
===Teen idol===
As Scribner entered adolescence, teenage audiences began to take notice of him, as did the teen magazines. Beginning to appear his true age, Scribner made the transition from child star to teen idol with color pinups and articles appearing in numerous teen magazines of the time, including Tiger Beat, Super Teen and Teen Stars among others. In April 1982, Tiger Beat described Scribner when introducing him to their teen readers - "Soft brown hair, sparkling eyes of blue, a touch of freckles that gives him that appealing boy-next-door look and a smile to make your heart spin - that's Ronnie Scribner." On October 3, 1982, Scribner returned to the big screen with a role in the feature film Split Image. In the film, Scribner portrayed Sean Stetson, the adolescent brother of a young man (Michael O'Keefe) whose family struggles to bring him home after he joins a religious "commune". Although a small supporting role, Scribner's performance in the film earned him a Youth In Film Award nomination (now known as the Young Artist Award) in the "Best Young Supporting Actor in a Motion Picture" category. On October 18, 1982, Scribner returned to Little House on the Prairie in what would be his final role. In the episode entitled "Rage", Scribner guest-starred as Randall Page, a teenage boy in Walnut Grove who falls in love with a girl (Tammy Lauren) whose father, plagued by personal and financial troubles, becomes unhinged after learning of the young lovers' budding romance.

• _Problem description_: In the passage about Scribner's teen idol years, what role did he play in the film Split Image?

• _Entries shown_:
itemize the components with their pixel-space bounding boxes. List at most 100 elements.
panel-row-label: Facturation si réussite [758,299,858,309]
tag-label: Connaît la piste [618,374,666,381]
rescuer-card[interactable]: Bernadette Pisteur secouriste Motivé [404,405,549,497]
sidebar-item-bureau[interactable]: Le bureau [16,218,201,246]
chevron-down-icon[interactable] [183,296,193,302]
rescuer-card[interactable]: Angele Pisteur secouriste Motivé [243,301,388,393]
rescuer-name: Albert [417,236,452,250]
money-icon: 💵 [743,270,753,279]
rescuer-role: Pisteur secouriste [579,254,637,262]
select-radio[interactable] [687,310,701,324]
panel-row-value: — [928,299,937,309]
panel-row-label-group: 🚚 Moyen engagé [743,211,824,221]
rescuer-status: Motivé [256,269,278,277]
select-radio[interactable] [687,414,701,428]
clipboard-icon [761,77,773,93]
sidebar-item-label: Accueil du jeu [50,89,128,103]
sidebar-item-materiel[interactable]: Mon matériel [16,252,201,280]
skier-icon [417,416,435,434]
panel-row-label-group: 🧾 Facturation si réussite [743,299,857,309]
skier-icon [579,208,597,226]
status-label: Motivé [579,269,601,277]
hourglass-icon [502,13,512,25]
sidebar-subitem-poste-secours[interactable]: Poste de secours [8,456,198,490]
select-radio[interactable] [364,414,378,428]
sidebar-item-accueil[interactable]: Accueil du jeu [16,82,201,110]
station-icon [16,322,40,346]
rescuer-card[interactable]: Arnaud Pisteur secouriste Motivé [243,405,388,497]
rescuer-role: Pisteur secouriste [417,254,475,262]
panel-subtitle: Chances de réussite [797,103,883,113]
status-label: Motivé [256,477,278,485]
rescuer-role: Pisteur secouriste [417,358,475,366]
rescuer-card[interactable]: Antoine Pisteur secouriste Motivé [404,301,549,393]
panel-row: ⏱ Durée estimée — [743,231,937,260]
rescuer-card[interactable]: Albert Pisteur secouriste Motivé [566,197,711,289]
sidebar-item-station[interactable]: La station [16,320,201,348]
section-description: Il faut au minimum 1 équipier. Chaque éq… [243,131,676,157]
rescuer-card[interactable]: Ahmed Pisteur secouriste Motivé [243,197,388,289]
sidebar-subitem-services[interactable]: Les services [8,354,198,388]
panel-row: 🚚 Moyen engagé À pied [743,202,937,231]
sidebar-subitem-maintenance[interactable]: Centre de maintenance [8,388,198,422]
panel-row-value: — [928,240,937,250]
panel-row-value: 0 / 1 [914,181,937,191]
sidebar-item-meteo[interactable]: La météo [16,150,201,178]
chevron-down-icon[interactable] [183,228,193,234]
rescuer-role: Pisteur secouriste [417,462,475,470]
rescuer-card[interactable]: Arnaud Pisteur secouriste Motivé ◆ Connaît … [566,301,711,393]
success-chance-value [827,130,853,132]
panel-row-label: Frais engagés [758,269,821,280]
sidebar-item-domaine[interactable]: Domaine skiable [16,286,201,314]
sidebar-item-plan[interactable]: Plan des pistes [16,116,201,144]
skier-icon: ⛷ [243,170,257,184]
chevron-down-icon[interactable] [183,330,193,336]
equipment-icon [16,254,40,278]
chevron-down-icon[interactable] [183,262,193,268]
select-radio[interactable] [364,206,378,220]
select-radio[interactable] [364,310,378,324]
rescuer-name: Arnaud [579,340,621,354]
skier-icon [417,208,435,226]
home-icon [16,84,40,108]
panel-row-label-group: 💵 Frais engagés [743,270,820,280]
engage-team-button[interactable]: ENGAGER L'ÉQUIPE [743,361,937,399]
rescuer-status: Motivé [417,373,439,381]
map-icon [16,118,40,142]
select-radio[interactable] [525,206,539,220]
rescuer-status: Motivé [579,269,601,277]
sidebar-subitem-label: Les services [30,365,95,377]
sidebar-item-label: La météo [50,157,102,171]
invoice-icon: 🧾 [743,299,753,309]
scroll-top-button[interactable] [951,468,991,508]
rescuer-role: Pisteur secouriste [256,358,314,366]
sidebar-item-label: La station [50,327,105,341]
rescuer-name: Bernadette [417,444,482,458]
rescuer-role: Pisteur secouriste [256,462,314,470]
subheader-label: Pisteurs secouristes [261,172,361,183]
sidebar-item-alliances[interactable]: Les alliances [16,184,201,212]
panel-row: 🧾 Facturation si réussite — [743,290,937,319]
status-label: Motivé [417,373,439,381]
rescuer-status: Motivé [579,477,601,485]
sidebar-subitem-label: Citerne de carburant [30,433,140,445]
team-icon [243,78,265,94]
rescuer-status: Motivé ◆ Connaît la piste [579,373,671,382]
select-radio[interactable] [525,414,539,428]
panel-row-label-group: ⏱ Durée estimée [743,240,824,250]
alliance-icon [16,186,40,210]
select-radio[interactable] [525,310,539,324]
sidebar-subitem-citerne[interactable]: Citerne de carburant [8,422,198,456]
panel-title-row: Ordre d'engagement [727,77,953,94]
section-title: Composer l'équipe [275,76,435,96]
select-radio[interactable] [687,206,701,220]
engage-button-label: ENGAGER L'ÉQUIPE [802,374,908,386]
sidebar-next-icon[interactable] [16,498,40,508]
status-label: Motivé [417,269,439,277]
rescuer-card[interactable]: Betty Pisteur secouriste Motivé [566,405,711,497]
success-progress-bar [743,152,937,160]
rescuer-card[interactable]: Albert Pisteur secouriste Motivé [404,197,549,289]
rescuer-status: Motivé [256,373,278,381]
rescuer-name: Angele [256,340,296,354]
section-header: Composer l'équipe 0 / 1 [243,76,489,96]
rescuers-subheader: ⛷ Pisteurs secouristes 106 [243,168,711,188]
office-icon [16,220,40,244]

• _Written answer_: He played Sean Stetson, the adolescent brother of a young man who joins a religious "commune."